Appian heeft ook aangevoerd dat het productontwikkelingsteam van Pegasystems het door de Contractor verstrekte materiaal heeft onderzocht en de koers van de productontwikkeling van Pegasystems heeft veranderd om voordeel te halen uit wat zij hebben gezien van Appian’s technologie. Verder heeft Appian documenten overgelegd en getuigd dat Pegasystems gebruik heeft gemaakt van het intellectueel eigendom die zij van de Contractor had verkregen om verbeteringen aan te brengen met betrekking tot o.a. gebruiksgemak en social en mobile mogelijkheden in het Pegasystems platform.
Bovendien heeft Appian onbetwistbaar bewijs geleverd dat Pegasystems werknemers valse identiteiten hebben gebruikt om toegang te krijgen tot Appian-informatie en proefversies van Appian’s software, die vervolgens werden gebruikt voor concurrerende doeleinden. Trefler zelf gaf toe een alias, “Albert Skii”, te hebben gebruikt om toegang tot Appian-informatie te krijgen. Een Pegasystems-werknemer gaf toe dat hij een nep-persoonlijkheid en een nep-bedrijf had gecreëerd om Appian om de tuin te leiden en hem toegang zo toegang te verlenen tot het softwareplatform van Appian. Andere Pegasystems-werknemers verkregen toegang tot Appian’s software via Pegasystems’ partners in India, gebruikmakend van referenties die onder licentie aan die partners waren verstrekt. Trefler heeft toegegeven dat hij het niet gepast vond “dat mensen toegang krijgen tot systemen van andere bedrijven via aliassen” en dat de Pegasystems-medewerkers die toegang hadden verkregen tot Appian testsoftware “dat niet hadden moeten doen”.

> [TE MAKEN OPDRACHTEN]
**A)** Op welke gebieden heeft Pegasystems volgens de tekst over Appian en Pegasystems verbeteringen in zijn platform aangebracht?
**B)** Citeer uit de tekst over Appian en Pegasystems het stuk vanaf "Appian heeft ook" tot en met "het Pegasystems platform.".
Het overzicht dat hierna volgt, heeft niets te maken met de tekst over Appian en Pegasystems.

> [GEGEVEN INFORMATIE]
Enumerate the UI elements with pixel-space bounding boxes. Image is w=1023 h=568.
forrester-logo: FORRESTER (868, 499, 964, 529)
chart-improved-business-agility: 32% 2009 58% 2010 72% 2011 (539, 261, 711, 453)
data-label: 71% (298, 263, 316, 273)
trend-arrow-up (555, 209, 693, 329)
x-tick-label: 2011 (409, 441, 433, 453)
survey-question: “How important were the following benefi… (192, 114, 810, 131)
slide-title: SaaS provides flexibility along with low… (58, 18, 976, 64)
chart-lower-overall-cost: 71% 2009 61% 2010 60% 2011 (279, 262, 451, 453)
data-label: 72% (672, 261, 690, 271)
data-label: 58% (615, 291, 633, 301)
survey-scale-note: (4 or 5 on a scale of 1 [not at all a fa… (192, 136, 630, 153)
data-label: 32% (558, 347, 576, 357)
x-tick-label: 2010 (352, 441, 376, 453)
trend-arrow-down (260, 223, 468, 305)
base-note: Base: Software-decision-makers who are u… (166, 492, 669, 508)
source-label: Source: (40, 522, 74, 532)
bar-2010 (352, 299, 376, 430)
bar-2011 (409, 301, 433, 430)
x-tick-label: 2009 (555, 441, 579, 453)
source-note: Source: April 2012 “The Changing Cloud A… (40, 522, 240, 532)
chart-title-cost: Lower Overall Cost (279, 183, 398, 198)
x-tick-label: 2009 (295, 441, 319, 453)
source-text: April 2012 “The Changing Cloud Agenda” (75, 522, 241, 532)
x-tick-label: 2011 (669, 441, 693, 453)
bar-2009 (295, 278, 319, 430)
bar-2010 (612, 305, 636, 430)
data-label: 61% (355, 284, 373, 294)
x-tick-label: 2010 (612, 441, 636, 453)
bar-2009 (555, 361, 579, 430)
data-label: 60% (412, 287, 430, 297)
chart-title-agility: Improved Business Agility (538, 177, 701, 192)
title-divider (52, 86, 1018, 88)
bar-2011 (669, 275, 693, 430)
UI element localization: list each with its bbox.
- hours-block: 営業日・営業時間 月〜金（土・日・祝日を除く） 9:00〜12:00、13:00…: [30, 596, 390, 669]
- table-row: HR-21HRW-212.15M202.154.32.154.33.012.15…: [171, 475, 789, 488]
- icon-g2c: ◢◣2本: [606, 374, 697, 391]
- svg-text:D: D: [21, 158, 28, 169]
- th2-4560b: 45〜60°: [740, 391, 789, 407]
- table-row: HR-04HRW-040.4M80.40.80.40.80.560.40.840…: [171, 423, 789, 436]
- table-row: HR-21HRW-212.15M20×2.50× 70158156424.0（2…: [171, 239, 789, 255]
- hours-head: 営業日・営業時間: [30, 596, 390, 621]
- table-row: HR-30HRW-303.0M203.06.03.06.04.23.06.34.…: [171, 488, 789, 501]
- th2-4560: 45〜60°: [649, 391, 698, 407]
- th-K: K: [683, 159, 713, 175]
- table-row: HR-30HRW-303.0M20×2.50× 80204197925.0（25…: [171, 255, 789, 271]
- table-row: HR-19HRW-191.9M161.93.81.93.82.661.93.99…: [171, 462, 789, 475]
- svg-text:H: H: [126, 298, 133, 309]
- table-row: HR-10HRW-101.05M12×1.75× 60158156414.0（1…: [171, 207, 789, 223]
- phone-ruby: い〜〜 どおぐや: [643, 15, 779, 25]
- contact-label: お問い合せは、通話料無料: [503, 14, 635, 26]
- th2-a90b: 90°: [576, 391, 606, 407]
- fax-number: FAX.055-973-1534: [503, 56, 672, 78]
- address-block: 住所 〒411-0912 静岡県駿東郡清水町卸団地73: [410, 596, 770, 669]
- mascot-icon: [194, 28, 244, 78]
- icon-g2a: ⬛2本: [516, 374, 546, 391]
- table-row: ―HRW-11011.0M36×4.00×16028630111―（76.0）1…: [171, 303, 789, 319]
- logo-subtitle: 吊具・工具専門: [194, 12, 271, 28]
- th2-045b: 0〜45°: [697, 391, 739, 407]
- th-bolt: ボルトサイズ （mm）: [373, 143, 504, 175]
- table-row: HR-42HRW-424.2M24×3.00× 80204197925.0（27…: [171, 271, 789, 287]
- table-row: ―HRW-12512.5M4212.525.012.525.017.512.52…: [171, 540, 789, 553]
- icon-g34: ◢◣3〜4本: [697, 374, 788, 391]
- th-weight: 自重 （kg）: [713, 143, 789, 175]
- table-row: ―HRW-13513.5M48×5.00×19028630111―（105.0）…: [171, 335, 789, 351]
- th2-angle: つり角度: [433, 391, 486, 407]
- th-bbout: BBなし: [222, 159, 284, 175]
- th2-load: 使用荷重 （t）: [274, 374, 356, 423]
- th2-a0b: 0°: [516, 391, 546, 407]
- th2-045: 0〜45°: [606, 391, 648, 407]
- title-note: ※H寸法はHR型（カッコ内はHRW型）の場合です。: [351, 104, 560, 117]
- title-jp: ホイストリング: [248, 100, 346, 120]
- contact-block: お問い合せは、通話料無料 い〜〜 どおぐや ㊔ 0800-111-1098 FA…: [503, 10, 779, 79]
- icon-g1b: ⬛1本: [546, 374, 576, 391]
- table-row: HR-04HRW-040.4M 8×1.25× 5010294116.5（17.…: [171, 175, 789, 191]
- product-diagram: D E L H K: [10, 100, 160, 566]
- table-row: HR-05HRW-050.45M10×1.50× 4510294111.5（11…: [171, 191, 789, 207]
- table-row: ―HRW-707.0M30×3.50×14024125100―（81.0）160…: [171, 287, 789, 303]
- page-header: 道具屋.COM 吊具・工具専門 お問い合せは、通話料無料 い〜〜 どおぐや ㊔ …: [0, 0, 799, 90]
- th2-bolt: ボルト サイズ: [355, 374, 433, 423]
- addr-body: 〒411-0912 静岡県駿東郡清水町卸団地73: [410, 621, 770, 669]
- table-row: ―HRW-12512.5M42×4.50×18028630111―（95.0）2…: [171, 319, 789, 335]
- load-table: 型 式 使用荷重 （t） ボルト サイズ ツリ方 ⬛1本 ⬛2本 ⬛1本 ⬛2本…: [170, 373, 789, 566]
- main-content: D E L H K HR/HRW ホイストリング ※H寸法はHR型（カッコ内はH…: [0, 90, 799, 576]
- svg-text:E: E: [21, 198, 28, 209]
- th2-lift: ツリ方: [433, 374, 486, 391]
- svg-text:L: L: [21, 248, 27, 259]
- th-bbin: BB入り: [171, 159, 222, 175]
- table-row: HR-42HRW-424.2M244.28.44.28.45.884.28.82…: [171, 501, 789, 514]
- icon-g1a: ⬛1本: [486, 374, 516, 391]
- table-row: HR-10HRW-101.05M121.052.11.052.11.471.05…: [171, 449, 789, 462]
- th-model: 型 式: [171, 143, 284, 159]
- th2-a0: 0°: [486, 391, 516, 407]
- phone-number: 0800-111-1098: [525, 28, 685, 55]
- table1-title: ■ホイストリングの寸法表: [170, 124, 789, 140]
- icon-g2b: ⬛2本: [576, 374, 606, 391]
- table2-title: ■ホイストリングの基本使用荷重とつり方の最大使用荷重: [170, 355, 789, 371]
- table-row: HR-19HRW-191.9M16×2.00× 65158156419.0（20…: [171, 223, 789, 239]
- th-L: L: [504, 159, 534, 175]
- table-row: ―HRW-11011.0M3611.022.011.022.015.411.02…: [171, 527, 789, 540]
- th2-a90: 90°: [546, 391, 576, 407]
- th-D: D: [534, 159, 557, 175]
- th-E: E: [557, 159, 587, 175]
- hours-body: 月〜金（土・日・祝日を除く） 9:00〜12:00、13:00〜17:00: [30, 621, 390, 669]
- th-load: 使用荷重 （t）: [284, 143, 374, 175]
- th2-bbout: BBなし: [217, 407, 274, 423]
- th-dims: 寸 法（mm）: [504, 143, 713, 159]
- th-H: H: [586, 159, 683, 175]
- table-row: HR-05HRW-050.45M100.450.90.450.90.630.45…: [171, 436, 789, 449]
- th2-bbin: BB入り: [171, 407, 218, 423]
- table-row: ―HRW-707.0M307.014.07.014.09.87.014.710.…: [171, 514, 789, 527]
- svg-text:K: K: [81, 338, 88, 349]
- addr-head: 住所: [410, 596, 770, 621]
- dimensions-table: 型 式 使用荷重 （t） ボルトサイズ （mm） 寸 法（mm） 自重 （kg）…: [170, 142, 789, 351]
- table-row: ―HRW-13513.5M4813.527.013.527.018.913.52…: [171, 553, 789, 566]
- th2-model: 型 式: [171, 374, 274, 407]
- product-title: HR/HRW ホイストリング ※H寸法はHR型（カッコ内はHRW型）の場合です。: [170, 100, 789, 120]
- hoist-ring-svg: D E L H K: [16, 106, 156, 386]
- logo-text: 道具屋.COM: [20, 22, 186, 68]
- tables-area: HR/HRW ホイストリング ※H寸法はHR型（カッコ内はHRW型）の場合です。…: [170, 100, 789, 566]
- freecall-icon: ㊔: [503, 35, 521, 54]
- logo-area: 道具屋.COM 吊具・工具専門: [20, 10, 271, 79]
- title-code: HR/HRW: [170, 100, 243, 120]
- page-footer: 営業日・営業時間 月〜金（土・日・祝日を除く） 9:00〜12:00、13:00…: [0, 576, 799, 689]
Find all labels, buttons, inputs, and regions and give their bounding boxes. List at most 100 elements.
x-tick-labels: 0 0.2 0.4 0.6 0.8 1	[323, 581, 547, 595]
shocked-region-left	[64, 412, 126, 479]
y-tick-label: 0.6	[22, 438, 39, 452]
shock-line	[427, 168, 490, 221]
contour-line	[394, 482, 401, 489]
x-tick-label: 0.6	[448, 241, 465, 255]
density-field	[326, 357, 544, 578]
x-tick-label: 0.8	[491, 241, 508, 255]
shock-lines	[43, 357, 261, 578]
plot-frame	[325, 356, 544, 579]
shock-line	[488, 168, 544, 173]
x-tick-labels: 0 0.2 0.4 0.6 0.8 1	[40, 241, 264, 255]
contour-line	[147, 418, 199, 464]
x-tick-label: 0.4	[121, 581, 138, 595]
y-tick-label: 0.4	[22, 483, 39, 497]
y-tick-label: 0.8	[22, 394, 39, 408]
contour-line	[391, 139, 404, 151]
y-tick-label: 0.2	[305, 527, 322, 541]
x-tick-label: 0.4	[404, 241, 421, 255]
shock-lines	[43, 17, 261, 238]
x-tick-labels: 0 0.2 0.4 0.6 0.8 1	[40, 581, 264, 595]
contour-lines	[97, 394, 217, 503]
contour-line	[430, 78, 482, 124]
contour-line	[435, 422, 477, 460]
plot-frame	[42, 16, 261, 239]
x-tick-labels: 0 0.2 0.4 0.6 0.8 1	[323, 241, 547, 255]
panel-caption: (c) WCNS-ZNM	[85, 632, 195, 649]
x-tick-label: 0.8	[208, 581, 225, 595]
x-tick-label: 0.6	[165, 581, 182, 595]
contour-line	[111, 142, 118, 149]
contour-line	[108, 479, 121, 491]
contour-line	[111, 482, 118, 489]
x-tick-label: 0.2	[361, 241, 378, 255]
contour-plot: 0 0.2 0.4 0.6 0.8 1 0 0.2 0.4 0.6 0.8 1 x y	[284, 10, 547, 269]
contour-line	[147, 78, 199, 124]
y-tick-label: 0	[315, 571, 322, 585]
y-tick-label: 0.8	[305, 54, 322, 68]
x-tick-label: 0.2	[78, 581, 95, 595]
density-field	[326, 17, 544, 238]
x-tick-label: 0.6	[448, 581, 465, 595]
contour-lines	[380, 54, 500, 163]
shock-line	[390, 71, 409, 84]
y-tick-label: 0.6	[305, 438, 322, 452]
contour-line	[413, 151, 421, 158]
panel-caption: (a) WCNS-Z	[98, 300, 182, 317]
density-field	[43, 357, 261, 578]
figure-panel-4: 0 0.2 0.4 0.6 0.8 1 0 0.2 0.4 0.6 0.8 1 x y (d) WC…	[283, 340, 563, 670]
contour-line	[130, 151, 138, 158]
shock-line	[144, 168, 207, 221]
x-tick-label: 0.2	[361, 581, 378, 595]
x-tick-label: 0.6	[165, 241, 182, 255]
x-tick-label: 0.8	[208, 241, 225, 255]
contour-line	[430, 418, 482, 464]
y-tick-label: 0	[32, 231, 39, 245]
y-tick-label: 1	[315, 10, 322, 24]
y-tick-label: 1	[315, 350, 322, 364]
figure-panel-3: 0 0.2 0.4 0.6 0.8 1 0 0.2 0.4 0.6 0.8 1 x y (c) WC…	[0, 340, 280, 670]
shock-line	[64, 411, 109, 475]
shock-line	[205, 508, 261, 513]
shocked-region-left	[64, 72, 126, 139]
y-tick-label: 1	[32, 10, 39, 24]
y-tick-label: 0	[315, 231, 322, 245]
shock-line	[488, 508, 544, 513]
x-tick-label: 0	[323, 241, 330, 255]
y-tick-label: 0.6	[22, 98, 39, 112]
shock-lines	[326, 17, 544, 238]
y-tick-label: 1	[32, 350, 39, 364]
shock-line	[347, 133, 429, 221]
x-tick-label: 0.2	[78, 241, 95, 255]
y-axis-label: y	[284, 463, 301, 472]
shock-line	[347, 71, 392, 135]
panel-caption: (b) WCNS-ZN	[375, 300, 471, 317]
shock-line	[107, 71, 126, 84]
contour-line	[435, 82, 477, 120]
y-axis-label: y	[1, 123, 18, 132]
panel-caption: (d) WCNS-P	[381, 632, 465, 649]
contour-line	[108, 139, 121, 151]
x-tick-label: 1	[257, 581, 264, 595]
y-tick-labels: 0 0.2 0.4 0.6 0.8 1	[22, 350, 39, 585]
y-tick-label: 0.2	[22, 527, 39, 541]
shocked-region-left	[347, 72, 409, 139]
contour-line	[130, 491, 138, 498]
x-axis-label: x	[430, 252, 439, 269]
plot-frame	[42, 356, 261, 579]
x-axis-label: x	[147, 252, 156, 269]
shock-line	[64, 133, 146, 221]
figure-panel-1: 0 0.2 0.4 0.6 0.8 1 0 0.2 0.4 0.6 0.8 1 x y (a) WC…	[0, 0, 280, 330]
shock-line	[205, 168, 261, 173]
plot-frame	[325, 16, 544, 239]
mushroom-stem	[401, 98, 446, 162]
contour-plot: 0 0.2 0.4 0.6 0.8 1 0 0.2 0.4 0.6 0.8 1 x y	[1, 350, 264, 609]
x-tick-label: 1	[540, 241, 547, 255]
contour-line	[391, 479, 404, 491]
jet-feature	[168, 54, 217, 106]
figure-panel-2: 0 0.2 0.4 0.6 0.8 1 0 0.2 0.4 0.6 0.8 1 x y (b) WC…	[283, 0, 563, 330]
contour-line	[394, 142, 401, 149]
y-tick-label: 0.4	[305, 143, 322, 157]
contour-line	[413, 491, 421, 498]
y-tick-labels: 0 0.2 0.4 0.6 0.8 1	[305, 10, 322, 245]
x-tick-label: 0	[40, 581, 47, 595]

> [ANTWOORDEN]
**A)** gebruiksgemak, social mogelijkheden en mobile mogelijkheden

**B)**
Appian heeft ook aangevoerd dat het productontwikkelingsteam van Pegasystems het door de Contractor verstrekte materiaal heeft onderzocht en de koers van de productontwikkeling van Pegasystems heeft veranderd om voordeel te halen uit wat zij hebben gezien van Appian’s technologie. Verder heeft Appian documenten overgelegd en getuigd dat Pegasystems gebruik heeft gemaakt van het intellectueel eigendom die zij van de Contractor had verkregen om verbeteringen aan te brengen met betrekking tot o.a. gebruiksgemak en social en mobile mogelijkheden in het Pegasystems platform.